PROBLEM TO SOLVE:
Which lines have the string "JSON"? Copy all of them from the entries below.

--

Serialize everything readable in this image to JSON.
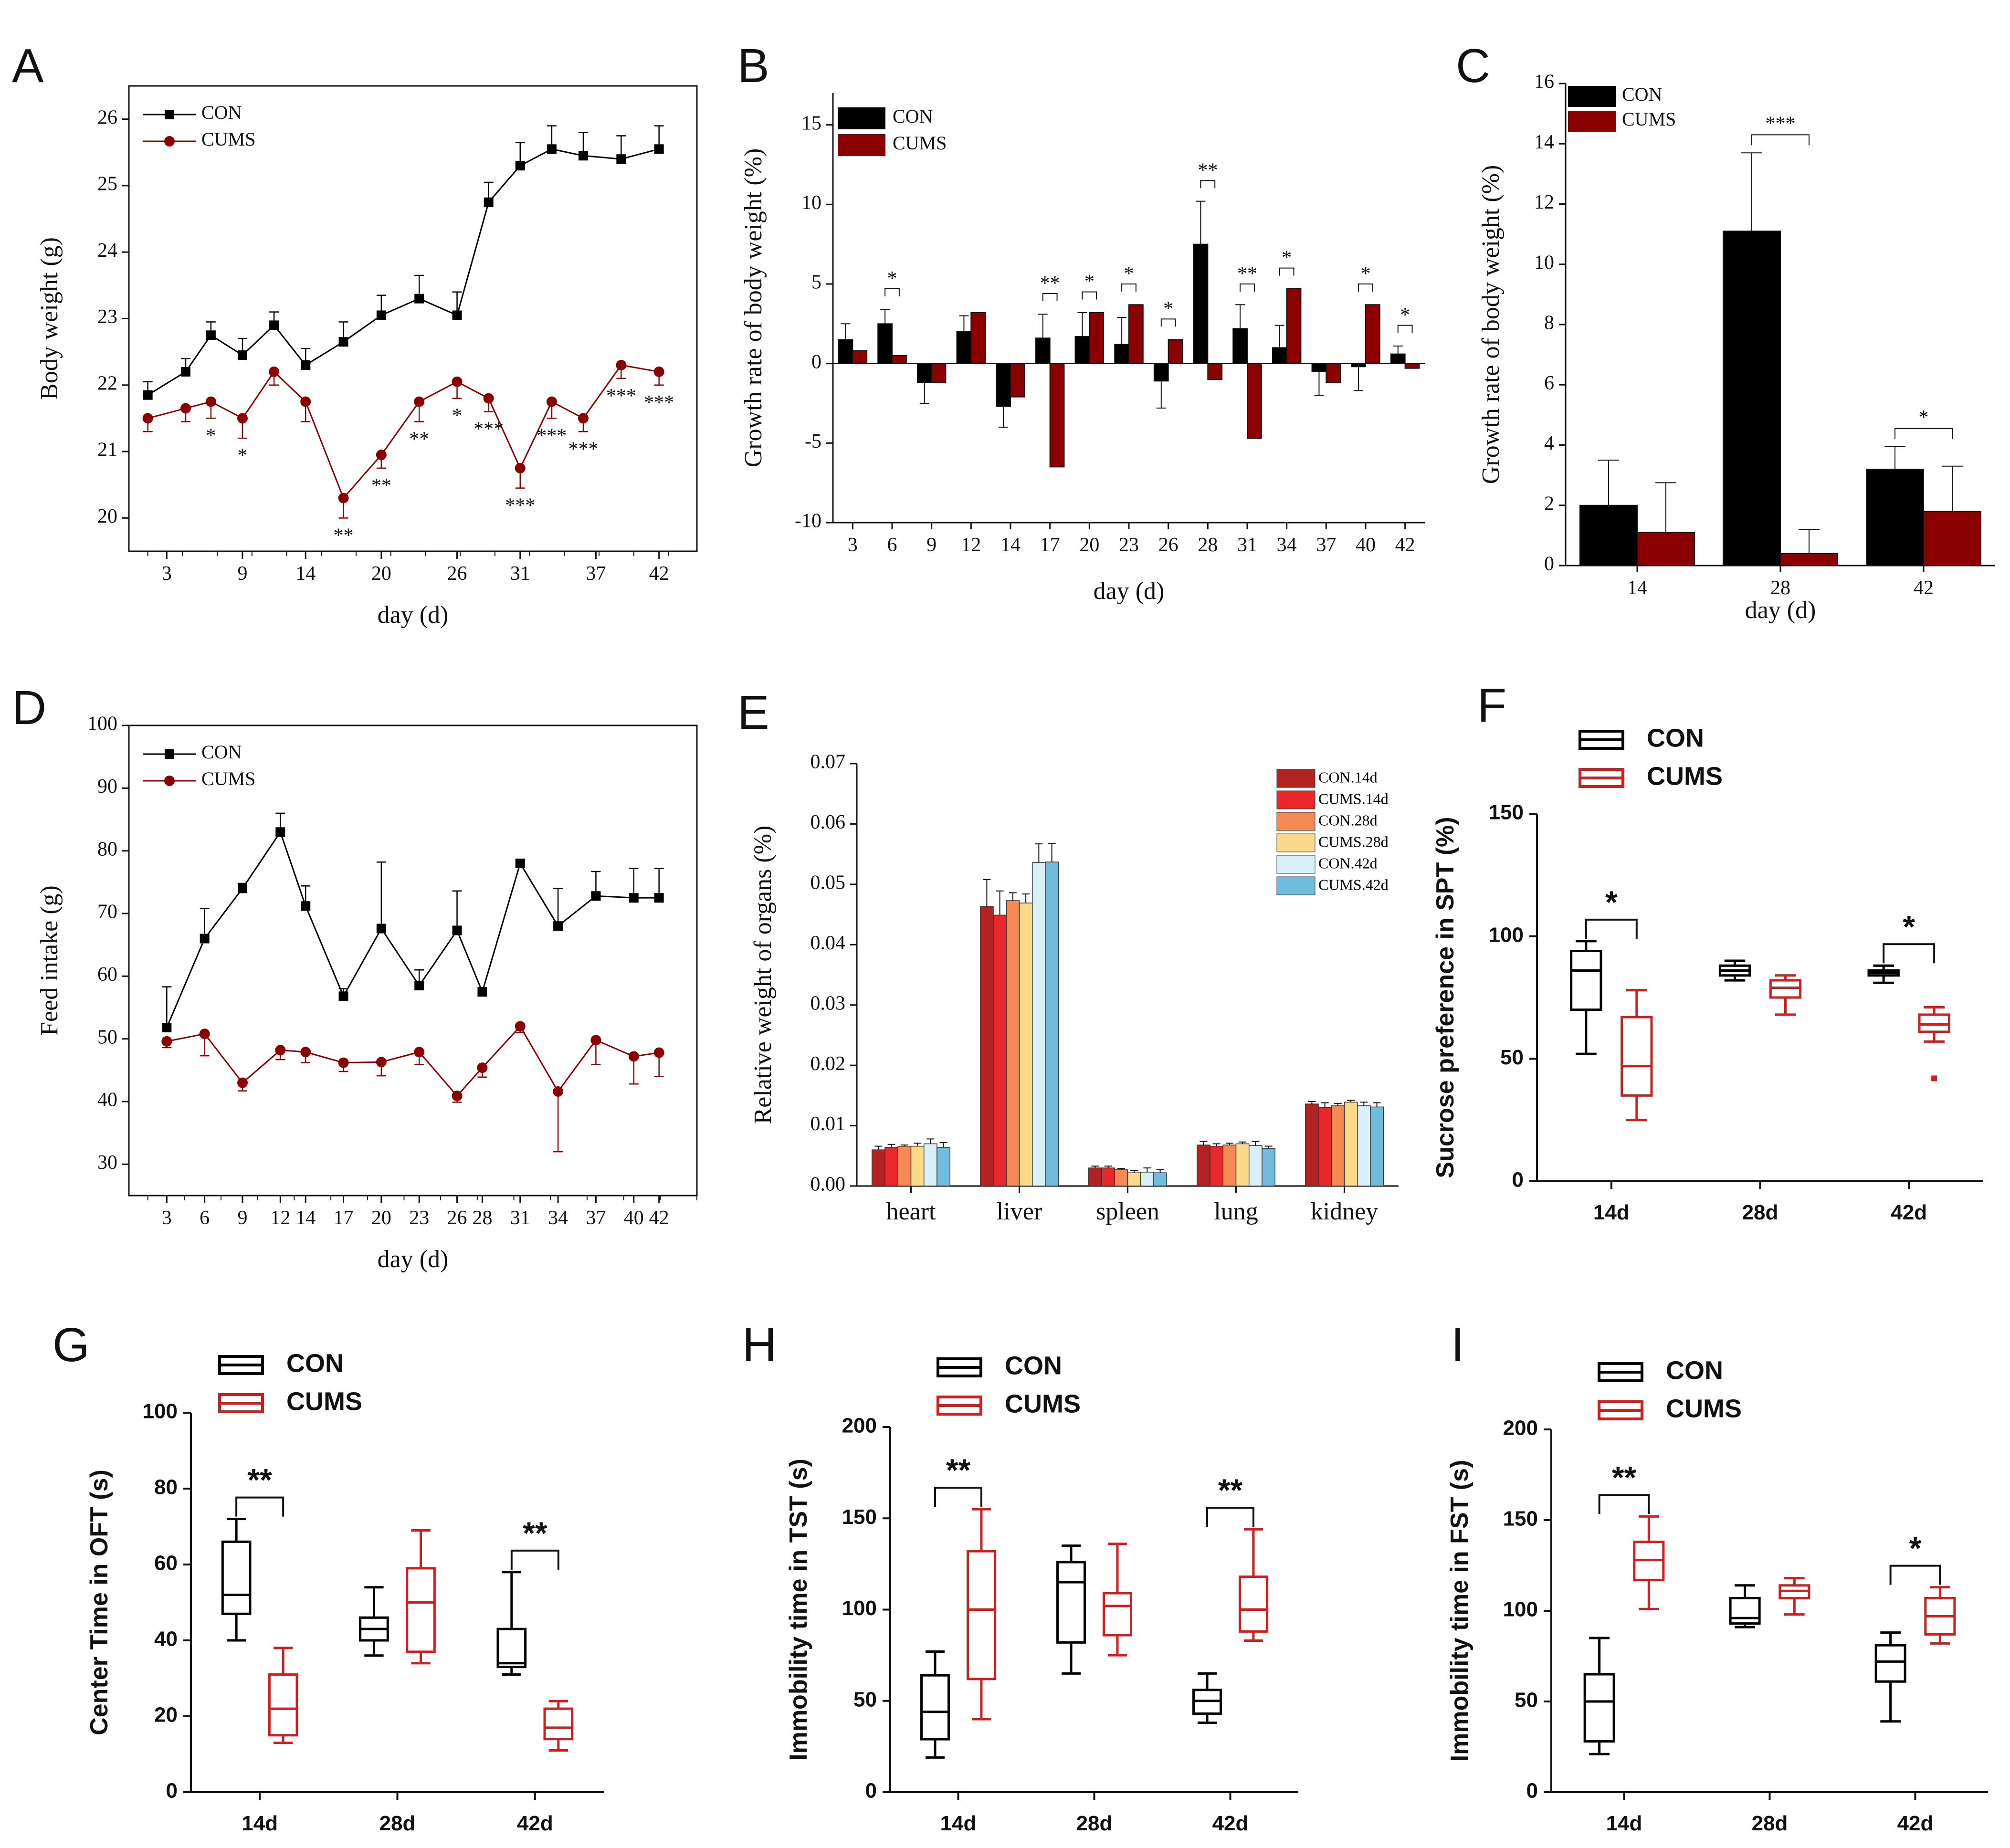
{
  "colors": {
    "con": "#000000",
    "cums": "#8b0000",
    "cums_box": "#cc1f1f",
    "organ_series": [
      "#b22222",
      "#e8282a",
      "#f58a55",
      "#fbd98b",
      "#d9f0f8",
      "#6fbcdc"
    ]
  },
  "chart_data": [
    {
      "id": "A",
      "type": "line",
      "letter": "A",
      "xlabel": "day (d)",
      "ylabel": "Body weight (g)",
      "xlim": [
        0,
        45
      ],
      "ylim": [
        19.5,
        26.5
      ],
      "xticks": [
        3,
        9,
        14,
        20,
        26,
        31,
        37,
        42
      ],
      "yticks": [
        20,
        21,
        22,
        23,
        24,
        25,
        26
      ],
      "x": [
        1.5,
        4.5,
        6.5,
        9,
        11.5,
        14,
        17,
        20,
        23,
        26,
        28.5,
        31,
        33.5,
        36,
        39,
        42
      ],
      "series": [
        {
          "name": "CON",
          "values": [
            21.85,
            22.2,
            22.75,
            22.45,
            22.9,
            22.3,
            22.65,
            23.05,
            23.3,
            23.05,
            24.75,
            25.3,
            25.55,
            25.45,
            25.4,
            25.55
          ],
          "err": [
            0.2,
            0.2,
            0.2,
            0.25,
            0.2,
            0.25,
            0.3,
            0.3,
            0.35,
            0.35,
            0.3,
            0.35,
            0.35,
            0.35,
            0.35,
            0.35
          ]
        },
        {
          "name": "CUMS",
          "values": [
            21.5,
            21.65,
            21.75,
            21.5,
            22.2,
            21.75,
            20.3,
            20.95,
            21.75,
            22.05,
            21.8,
            20.75,
            21.75,
            21.5,
            22.3,
            22.2
          ],
          "err": [
            0.2,
            0.2,
            0.25,
            0.3,
            0.2,
            0.3,
            0.3,
            0.2,
            0.3,
            0.25,
            0.2,
            0.3,
            0.25,
            0.2,
            0.2,
            0.2
          ]
        }
      ],
      "sig": [
        {
          "x": 6.5,
          "label": "*"
        },
        {
          "x": 9,
          "label": "*"
        },
        {
          "x": 17,
          "label": "**"
        },
        {
          "x": 20,
          "label": "**"
        },
        {
          "x": 23,
          "label": "**"
        },
        {
          "x": 26,
          "label": "*"
        },
        {
          "x": 28.5,
          "label": "***"
        },
        {
          "x": 31,
          "label": "***"
        },
        {
          "x": 33.5,
          "label": "***"
        },
        {
          "x": 36,
          "label": "***"
        },
        {
          "x": 39,
          "label": "***"
        },
        {
          "x": 42,
          "label": "***"
        }
      ],
      "legend": [
        "CON",
        "CUMS"
      ]
    },
    {
      "id": "B",
      "type": "bar",
      "letter": "B",
      "xlabel": "day (d)",
      "ylabel": "Growth rate of body weight (%)",
      "ylim": [
        -10,
        17
      ],
      "yticks": [
        -10,
        -5,
        0,
        5,
        10,
        15
      ],
      "categories": [
        "3",
        "6",
        "9",
        "12",
        "14",
        "17",
        "20",
        "23",
        "26",
        "28",
        "31",
        "34",
        "37",
        "40",
        "42"
      ],
      "series": [
        {
          "name": "CON",
          "values": [
            1.5,
            2.5,
            -1.2,
            2.0,
            -2.7,
            1.6,
            1.7,
            1.2,
            -1.1,
            7.5,
            2.2,
            1.0,
            -0.5,
            -0.2,
            0.6
          ],
          "err": [
            1.0,
            0.9,
            1.3,
            1.0,
            1.3,
            1.5,
            1.5,
            1.7,
            1.7,
            2.7,
            1.5,
            1.4,
            1.5,
            1.5,
            0.5
          ]
        },
        {
          "name": "CUMS",
          "values": [
            0.8,
            0.5,
            -1.2,
            3.2,
            -2.1,
            -6.5,
            3.2,
            3.7,
            1.5,
            -1.0,
            -4.7,
            4.7,
            -1.2,
            3.7,
            -0.3
          ]
        }
      ],
      "sig": [
        {
          "cat": "6",
          "label": "*"
        },
        {
          "cat": "17",
          "label": "**"
        },
        {
          "cat": "20",
          "label": "*"
        },
        {
          "cat": "23",
          "label": "*"
        },
        {
          "cat": "26",
          "label": "*"
        },
        {
          "cat": "28",
          "label": "**"
        },
        {
          "cat": "31",
          "label": "**"
        },
        {
          "cat": "34",
          "label": "*"
        },
        {
          "cat": "40",
          "label": "*"
        },
        {
          "cat": "42",
          "label": "*"
        }
      ],
      "legend": [
        "CON",
        "CUMS"
      ]
    },
    {
      "id": "C",
      "type": "bar",
      "letter": "C",
      "xlabel": "day (d)",
      "ylabel": "Growth rate of body weight (%)",
      "ylim": [
        0,
        16
      ],
      "yticks": [
        0,
        2,
        4,
        6,
        8,
        10,
        12,
        14,
        16
      ],
      "categories": [
        "14",
        "28",
        "42"
      ],
      "series": [
        {
          "name": "CON",
          "values": [
            2.0,
            11.1,
            3.2
          ],
          "err": [
            1.5,
            2.6,
            0.75
          ]
        },
        {
          "name": "CUMS",
          "values": [
            1.1,
            0.4,
            1.8
          ],
          "err": [
            1.65,
            0.8,
            1.5
          ]
        }
      ],
      "sig": [
        {
          "cat": "28",
          "label": "***"
        },
        {
          "cat": "42",
          "label": "*"
        }
      ],
      "legend": [
        "CON",
        "CUMS"
      ]
    },
    {
      "id": "D",
      "type": "line",
      "letter": "D",
      "xlabel": "day (d)",
      "ylabel": "Feed intake (g)",
      "xlim": [
        0,
        45
      ],
      "ylim": [
        25,
        100
      ],
      "xticks": [
        3,
        6,
        9,
        12,
        14,
        17,
        20,
        23,
        26,
        28,
        31,
        34,
        37,
        40,
        42
      ],
      "yticks": [
        30,
        40,
        50,
        60,
        70,
        80,
        90,
        100
      ],
      "x": [
        3,
        6,
        9,
        12,
        14,
        17,
        20,
        23,
        26,
        28,
        31,
        34,
        37,
        40,
        42
      ],
      "series": [
        {
          "name": "CON",
          "values": [
            51.8,
            66,
            74,
            83,
            71.2,
            56.8,
            67.6,
            58.5,
            67.3,
            57.5,
            78,
            68,
            72.8,
            72.5,
            72.5
          ],
          "err": [
            6.5,
            4.8,
            0.8,
            3.0,
            3.2,
            1.2,
            10.6,
            2.5,
            6.3,
            0.5,
            0.5,
            6.0,
            3.9,
            4.7,
            4.7
          ]
        },
        {
          "name": "CUMS",
          "values": [
            49.6,
            50.8,
            43,
            48.2,
            47.9,
            46.2,
            46.3,
            47.9,
            40.9,
            45.4,
            52,
            41.6,
            49.8,
            47.2,
            47.8
          ],
          "err": [
            1.0,
            3.5,
            1.3,
            1.5,
            1.7,
            1.4,
            2.2,
            2.0,
            1.0,
            1.5,
            1.0,
            9.6,
            3.9,
            4.4,
            3.8
          ]
        }
      ],
      "legend": [
        "CON",
        "CUMS"
      ]
    },
    {
      "id": "E",
      "type": "bar",
      "letter": "E",
      "xlabel": "",
      "ylabel": "Relative weight of organs (%)",
      "ylim": [
        0,
        0.07
      ],
      "yticks": [
        "0.00",
        "0.01",
        "0.02",
        "0.03",
        "0.04",
        "0.05",
        "0.06",
        "0.07"
      ],
      "categories": [
        "heart",
        "liver",
        "spleen",
        "lung",
        "kidney"
      ],
      "series": [
        {
          "name": "CON.14d",
          "values": [
            0.006,
            0.0463,
            0.003,
            0.0068,
            0.0136
          ],
          "err": [
            0.0006,
            0.0045,
            0.0003,
            0.0006,
            0.0004
          ]
        },
        {
          "name": "CUMS.14d",
          "values": [
            0.0064,
            0.0449,
            0.003,
            0.0066,
            0.013
          ],
          "err": [
            0.0005,
            0.004,
            0.0003,
            0.0004,
            0.0008
          ]
        },
        {
          "name": "CON.28d",
          "values": [
            0.0066,
            0.0473,
            0.0027,
            0.0068,
            0.0133
          ],
          "err": [
            0.0002,
            0.0013,
            0.0002,
            0.0003,
            0.0004
          ]
        },
        {
          "name": "CUMS.28d",
          "values": [
            0.0066,
            0.0469,
            0.0022,
            0.007,
            0.0139
          ],
          "err": [
            0.0005,
            0.0015,
            0.0004,
            0.0003,
            0.0003
          ]
        },
        {
          "name": "CON.42d",
          "values": [
            0.007,
            0.0536,
            0.0023,
            0.0067,
            0.0133
          ],
          "err": [
            0.0008,
            0.0031,
            0.0007,
            0.0007,
            0.0006
          ]
        },
        {
          "name": "CUMS.42d",
          "values": [
            0.0064,
            0.0537,
            0.0022,
            0.0062,
            0.0131
          ],
          "err": [
            0.0008,
            0.0031,
            0.0005,
            0.0004,
            0.0007
          ]
        }
      ],
      "legend": [
        "CON.14d",
        "CUMS.14d",
        "CON.28d",
        "CUMS.28d",
        "CON.42d",
        "CUMS.42d"
      ]
    },
    {
      "id": "F",
      "type": "box",
      "letter": "F",
      "ylabel": "Sucrose preference in SPT (%)",
      "ylim": [
        0,
        150
      ],
      "yticks": [
        0,
        50,
        100,
        150
      ],
      "categories": [
        "14d",
        "28d",
        "42d"
      ],
      "series": [
        {
          "name": "CON",
          "boxes": [
            [
              52,
              70,
              86,
              94,
              98
            ],
            [
              82,
              84,
              86,
              88,
              90
            ],
            [
              81,
              84,
              85,
              86,
              88
            ]
          ]
        },
        {
          "name": "CUMS",
          "boxes": [
            [
              25,
              35,
              47,
              67,
              78
            ],
            [
              68,
              75,
              79,
              82,
              84
            ],
            [
              57,
              61,
              64,
              68,
              71
            ]
          ],
          "outliers": [
            [],
            [],
            [
              42
            ]
          ]
        }
      ],
      "sig": [
        {
          "cat": "14d",
          "label": "*"
        },
        {
          "cat": "42d",
          "label": "*"
        }
      ],
      "legend": [
        "CON",
        "CUMS"
      ]
    },
    {
      "id": "G",
      "type": "box",
      "letter": "G",
      "ylabel": "Center Time in OFT (s)",
      "ylim": [
        0,
        100
      ],
      "yticks": [
        0,
        20,
        40,
        60,
        80,
        100
      ],
      "categories": [
        "14d",
        "28d",
        "42d"
      ],
      "series": [
        {
          "name": "CON",
          "boxes": [
            [
              40,
              47,
              52,
              66,
              72
            ],
            [
              36,
              40,
              43,
              46,
              54
            ],
            [
              31,
              33,
              34,
              43,
              58
            ]
          ]
        },
        {
          "name": "CUMS",
          "boxes": [
            [
              13,
              15,
              22,
              31,
              38
            ],
            [
              34,
              37,
              50,
              59,
              69
            ],
            [
              11,
              14,
              17,
              22,
              24
            ]
          ]
        }
      ],
      "sig": [
        {
          "cat": "14d",
          "label": "**"
        },
        {
          "cat": "42d",
          "label": "**"
        }
      ],
      "legend": [
        "CON",
        "CUMS"
      ]
    },
    {
      "id": "H",
      "type": "box",
      "letter": "H",
      "ylabel": "Immobility time in TST (s)",
      "ylim": [
        0,
        200
      ],
      "yticks": [
        0,
        50,
        100,
        150,
        200
      ],
      "categories": [
        "14d",
        "28d",
        "42d"
      ],
      "series": [
        {
          "name": "CON",
          "boxes": [
            [
              19,
              29,
              44,
              64,
              77
            ],
            [
              65,
              82,
              115,
              126,
              135
            ],
            [
              38,
              43,
              50,
              56,
              65
            ]
          ]
        },
        {
          "name": "CUMS",
          "boxes": [
            [
              40,
              62,
              100,
              132,
              155
            ],
            [
              75,
              86,
              102,
              109,
              136
            ],
            [
              83,
              88,
              100,
              118,
              144
            ]
          ]
        }
      ],
      "sig": [
        {
          "cat": "14d",
          "label": "**"
        },
        {
          "cat": "42d",
          "label": "**"
        }
      ],
      "legend": [
        "CON",
        "CUMS"
      ]
    },
    {
      "id": "I",
      "type": "box",
      "letter": "I",
      "ylabel": "Immobility time in FST (s)",
      "ylim": [
        0,
        200
      ],
      "yticks": [
        0,
        50,
        100,
        150,
        200
      ],
      "categories": [
        "14d",
        "28d",
        "42d"
      ],
      "series": [
        {
          "name": "CON",
          "boxes": [
            [
              21,
              28,
              50,
              65,
              85
            ],
            [
              91,
              93,
              96,
              107,
              114
            ],
            [
              39,
              61,
              72,
              81,
              88
            ]
          ]
        },
        {
          "name": "CUMS",
          "boxes": [
            [
              101,
              117,
              128,
              138,
              152
            ],
            [
              98,
              107,
              111,
              114,
              118
            ],
            [
              82,
              87,
              97,
              107,
              113
            ]
          ]
        }
      ],
      "sig": [
        {
          "cat": "14d",
          "label": "**"
        },
        {
          "cat": "42d",
          "label": "*"
        }
      ],
      "legend": [
        "CON",
        "CUMS"
      ]
    }
  ]
}
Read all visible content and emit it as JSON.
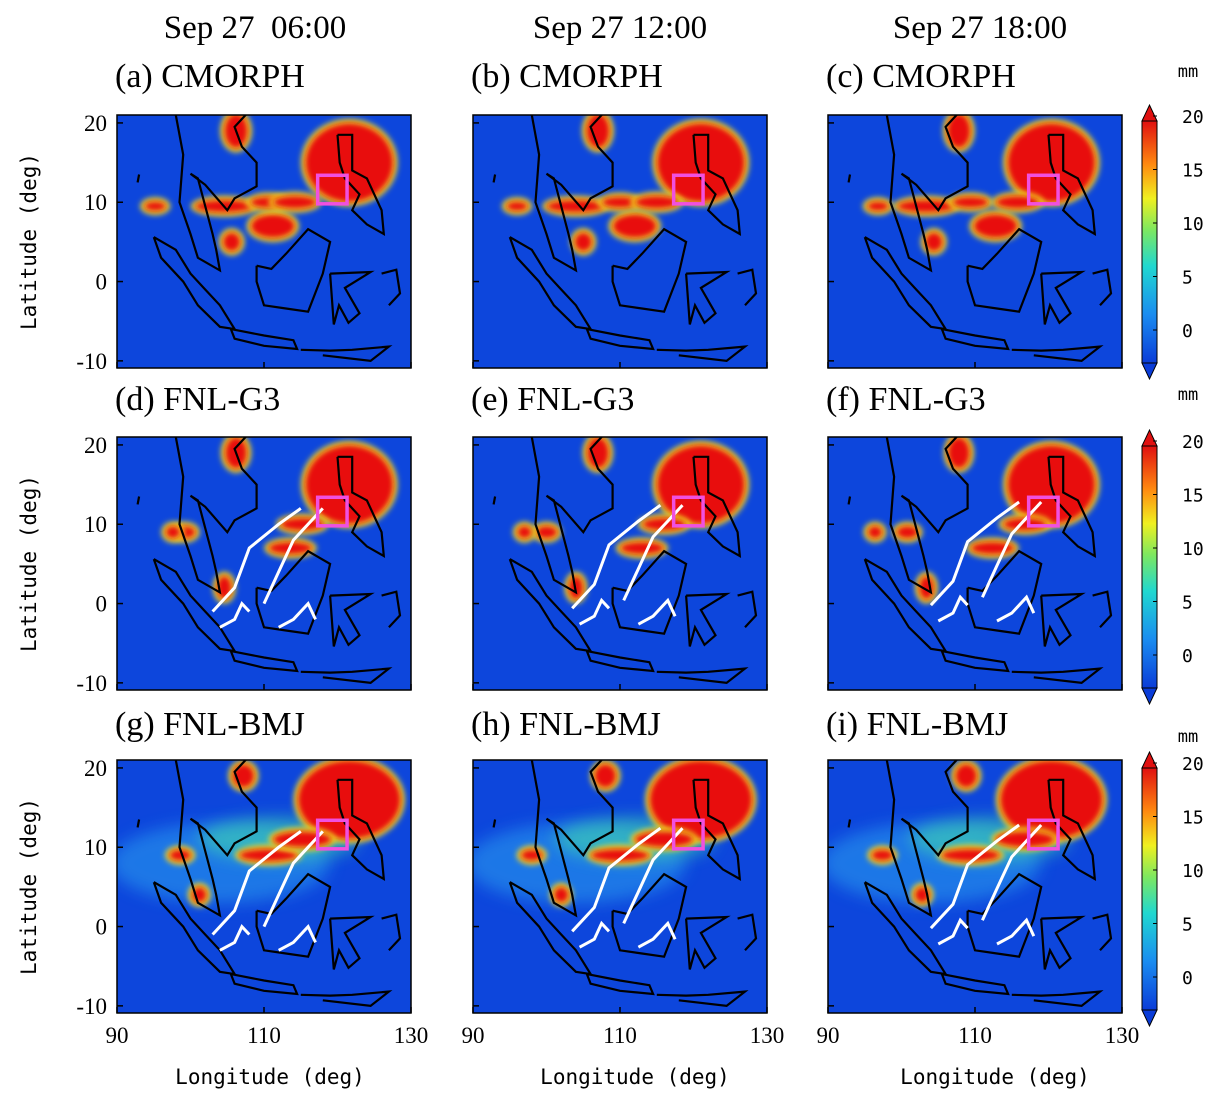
{
  "column_titles": [
    "Sep 27  06:00",
    "Sep 27 12:00",
    "Sep 27 18:00"
  ],
  "panels": [
    {
      "label": "(a) CMORPH"
    },
    {
      "label": "(b) CMORPH"
    },
    {
      "label": "(c) CMORPH"
    },
    {
      "label": "(d) FNL-G3"
    },
    {
      "label": "(e) FNL-G3"
    },
    {
      "label": "(f) FNL-G3"
    },
    {
      "label": "(g) FNL-BMJ"
    },
    {
      "label": "(h) FNL-BMJ"
    },
    {
      "label": "(i) FNL-BMJ"
    }
  ],
  "y_axis": {
    "label": "Latitude (deg)",
    "lim": [
      -10.9,
      21
    ],
    "ticks": [
      20,
      10,
      0,
      -10
    ]
  },
  "x_axis": {
    "label": "Longitude (deg)",
    "lim": [
      90,
      130
    ],
    "ticks": [
      90,
      110,
      130
    ]
  },
  "colorbar": {
    "unit": "mm",
    "ticks": [
      0,
      5,
      10,
      15,
      20
    ]
  }
}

--

FULL OUTPUT:
Serialize everything readable in this image to JSON.
Read all visible content and emit it as JSON.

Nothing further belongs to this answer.